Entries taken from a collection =
┏━━

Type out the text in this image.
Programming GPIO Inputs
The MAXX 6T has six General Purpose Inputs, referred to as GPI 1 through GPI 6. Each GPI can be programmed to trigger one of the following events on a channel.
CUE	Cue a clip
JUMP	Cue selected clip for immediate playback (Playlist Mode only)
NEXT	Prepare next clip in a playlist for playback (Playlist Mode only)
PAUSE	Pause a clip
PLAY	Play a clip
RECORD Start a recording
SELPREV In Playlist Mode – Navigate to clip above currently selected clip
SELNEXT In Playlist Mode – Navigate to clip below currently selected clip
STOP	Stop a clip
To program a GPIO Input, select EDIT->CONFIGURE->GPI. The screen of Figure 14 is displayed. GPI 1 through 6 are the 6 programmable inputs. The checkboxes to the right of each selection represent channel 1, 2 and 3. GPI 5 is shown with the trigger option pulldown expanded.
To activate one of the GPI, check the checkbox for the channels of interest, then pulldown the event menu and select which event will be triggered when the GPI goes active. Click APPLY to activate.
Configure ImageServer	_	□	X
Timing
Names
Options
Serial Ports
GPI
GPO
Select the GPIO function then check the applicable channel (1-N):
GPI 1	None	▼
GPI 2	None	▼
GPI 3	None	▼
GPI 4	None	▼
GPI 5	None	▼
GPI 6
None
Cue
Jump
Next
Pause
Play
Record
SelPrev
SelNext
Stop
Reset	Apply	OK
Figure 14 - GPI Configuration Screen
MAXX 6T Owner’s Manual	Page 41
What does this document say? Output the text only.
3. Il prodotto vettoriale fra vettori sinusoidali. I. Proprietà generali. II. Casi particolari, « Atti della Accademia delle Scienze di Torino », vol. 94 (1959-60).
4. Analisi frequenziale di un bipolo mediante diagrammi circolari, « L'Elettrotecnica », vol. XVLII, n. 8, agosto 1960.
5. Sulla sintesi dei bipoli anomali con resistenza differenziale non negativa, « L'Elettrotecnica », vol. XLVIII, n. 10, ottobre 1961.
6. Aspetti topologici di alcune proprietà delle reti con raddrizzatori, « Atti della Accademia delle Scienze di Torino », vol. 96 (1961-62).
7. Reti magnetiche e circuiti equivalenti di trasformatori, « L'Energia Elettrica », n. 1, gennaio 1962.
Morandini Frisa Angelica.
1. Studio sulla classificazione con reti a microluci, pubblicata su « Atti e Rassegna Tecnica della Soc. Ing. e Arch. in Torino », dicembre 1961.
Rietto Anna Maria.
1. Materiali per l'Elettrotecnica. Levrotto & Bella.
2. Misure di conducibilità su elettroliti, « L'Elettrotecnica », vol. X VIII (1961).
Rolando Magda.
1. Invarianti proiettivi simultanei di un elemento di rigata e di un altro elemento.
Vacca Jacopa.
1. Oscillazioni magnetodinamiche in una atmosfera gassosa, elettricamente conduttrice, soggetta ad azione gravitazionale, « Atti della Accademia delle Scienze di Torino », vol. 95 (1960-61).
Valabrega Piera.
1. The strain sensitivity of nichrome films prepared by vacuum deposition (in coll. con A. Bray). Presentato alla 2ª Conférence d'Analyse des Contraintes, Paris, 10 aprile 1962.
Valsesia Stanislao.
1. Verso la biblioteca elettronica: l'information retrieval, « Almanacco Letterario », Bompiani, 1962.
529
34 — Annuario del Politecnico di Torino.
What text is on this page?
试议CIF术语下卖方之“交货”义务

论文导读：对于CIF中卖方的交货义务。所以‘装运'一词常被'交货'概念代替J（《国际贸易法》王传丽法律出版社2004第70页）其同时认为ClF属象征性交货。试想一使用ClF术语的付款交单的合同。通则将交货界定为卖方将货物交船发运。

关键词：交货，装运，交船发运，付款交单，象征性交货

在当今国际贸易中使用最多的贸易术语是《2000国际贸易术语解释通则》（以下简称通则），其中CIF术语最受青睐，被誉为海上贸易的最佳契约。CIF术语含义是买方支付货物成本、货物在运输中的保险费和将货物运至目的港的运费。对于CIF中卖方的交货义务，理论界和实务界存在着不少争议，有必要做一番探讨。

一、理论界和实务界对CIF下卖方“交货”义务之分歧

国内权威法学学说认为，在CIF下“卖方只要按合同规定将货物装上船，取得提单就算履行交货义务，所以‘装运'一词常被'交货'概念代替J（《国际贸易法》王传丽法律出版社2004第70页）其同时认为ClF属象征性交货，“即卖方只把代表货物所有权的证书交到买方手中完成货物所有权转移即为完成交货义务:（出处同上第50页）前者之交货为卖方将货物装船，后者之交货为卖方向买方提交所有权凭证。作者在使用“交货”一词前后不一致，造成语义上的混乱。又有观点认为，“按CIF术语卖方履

┗━━

INSTRUCTIONS TO FOLLOW =
Output the full listing exactly as it stands.

EXERCISE SOLUTION =
Type out the text in this image.
Programming GPIO Inputs
The MAXX 6T has six General Purpose Inputs, referred to as GPI 1 through GPI 6. Each GPI can be programmed to trigger one of the following events on a channel.
CUE	Cue a clip
JUMP	Cue selected clip for immediate playback (Playlist Mode only)
NEXT	Prepare next clip in a playlist for playback (Playlist Mode only)
PAUSE	Pause a clip
PLAY	Play a clip
RECORD Start a recording
SELPREV In Playlist Mode – Navigate to clip above currently selected clip
SELNEXT In Playlist Mode – Navigate to clip below currently selected clip
STOP	Stop a clip
To program a GPIO Input, select EDIT->CONFIGURE->GPI. The screen of Figure 14 is displayed. GPI 1 through 6 are the 6 programmable inputs. The checkboxes to the right of each selection represent channel 1, 2 and 3. GPI 5 is shown with the trigger option pulldown expanded.
To activate one of the GPI, check the checkbox for the channels of interest, then pulldown the event menu and select which event will be triggered when the GPI goes active. Click APPLY to activate.
Configure ImageServer	_	□	X
Timing
Names
Options
Serial Ports
GPI
GPO
Select the GPIO function then check the applicable channel (1-N):
GPI 1	None	▼
GPI 2	None	▼
GPI 3	None	▼
GPI 4	None	▼
GPI 5	None	▼
GPI 6
None
Cue
Jump
Next
Pause
Play
Record
SelPrev
SelNext
Stop
Reset	Apply	OK
Figure 14 - GPI Configuration Screen
MAXX 6T Owner’s Manual	Page 41
What does this document say? Output the text only.
3. Il prodotto vettoriale fra vettori sinusoidali. I. Proprietà generali. II. Casi particolari, « Atti della Accademia delle Scienze di Torino », vol. 94 (1959-60).
4. Analisi frequenziale di un bipolo mediante diagrammi circolari, « L'Elettrotecnica », vol. XVLII, n. 8, agosto 1960.
5. Sulla sintesi dei bipoli anomali con resistenza differenziale non negativa, « L'Elettrotecnica », vol. XLVIII, n. 10, ottobre 1961.
6. Aspetti topologici di alcune proprietà delle reti con raddrizzatori, « Atti della Accademia delle Scienze di Torino », vol. 96 (1961-62).
7. Reti magnetiche e circuiti equivalenti di trasformatori, « L'Energia Elettrica », n. 1, gennaio 1962.
Morandini Frisa Angelica.
1. Studio sulla classificazione con reti a microluci, pubblicata su « Atti e Rassegna Tecnica della Soc. Ing. e Arch. in Torino », dicembre 1961.
Rietto Anna Maria.
1. Materiali per l'Elettrotecnica. Levrotto & Bella.
2. Misure di conducibilità su elettroliti, « L'Elettrotecnica », vol. X VIII (1961).
Rolando Magda.
1. Invarianti proiettivi simultanei di un elemento di rigata e di un altro elemento.
Vacca Jacopa.
1. Oscillazioni magnetodinamiche in una atmosfera gassosa, elettricamente conduttrice, soggetta ad azione gravitazionale, « Atti della Accademia delle Scienze di Torino », vol. 95 (1960-61).
Valabrega Piera.
1. The strain sensitivity of nichrome films prepared by vacuum deposition (in coll. con A. Bray). Presentato alla 2ª Conférence d'Analyse des Contraintes, Paris, 10 aprile 1962.
Valsesia Stanislao.
1. Verso la biblioteca elettronica: l'information retrieval, « Almanacco Letterario », Bompiani, 1962.
529
34 — Annuario del Politecnico di Torino.
What text is on this page?
试议CIF术语下卖方之“交货”义务

论文导读：对于CIF中卖方的交货义务。所以‘装运'一词常被'交货'概念代替J（《国际贸易法》王传丽法律出版社2004第70页）其同时认为ClF属象征性交货。试想一使用ClF术语的付款交单的合同。通则将交货界定为卖方将货物交船发运。

关键词：交货，装运，交船发运，付款交单，象征性交货

在当今国际贸易中使用最多的贸易术语是《2000国际贸易术语解释通则》（以下简称通则），其中CIF术语最受青睐，被誉为海上贸易的最佳契约。CIF术语含义是买方支付货物成本、货物在运输中的保险费和将货物运至目的港的运费。对于CIF中卖方的交货义务，理论界和实务界存在着不少争议，有必要做一番探讨。

一、理论界和实务界对CIF下卖方“交货”义务之分歧

国内权威法学学说认为，在CIF下“卖方只要按合同规定将货物装上船，取得提单就算履行交货义务，所以‘装运'一词常被'交货'概念代替J（《国际贸易法》王传丽法律出版社2004第70页）其同时认为ClF属象征性交货，“即卖方只把代表货物所有权的证书交到买方手中完成货物所有权转移即为完成交货义务:（出处同上第50页）前者之交货为卖方将货物装船，后者之交货为卖方向买方提交所有权凭证。作者在使用“交货”一词前后不一致，造成语义上的混乱。又有观点认为，“按CIF术语卖方履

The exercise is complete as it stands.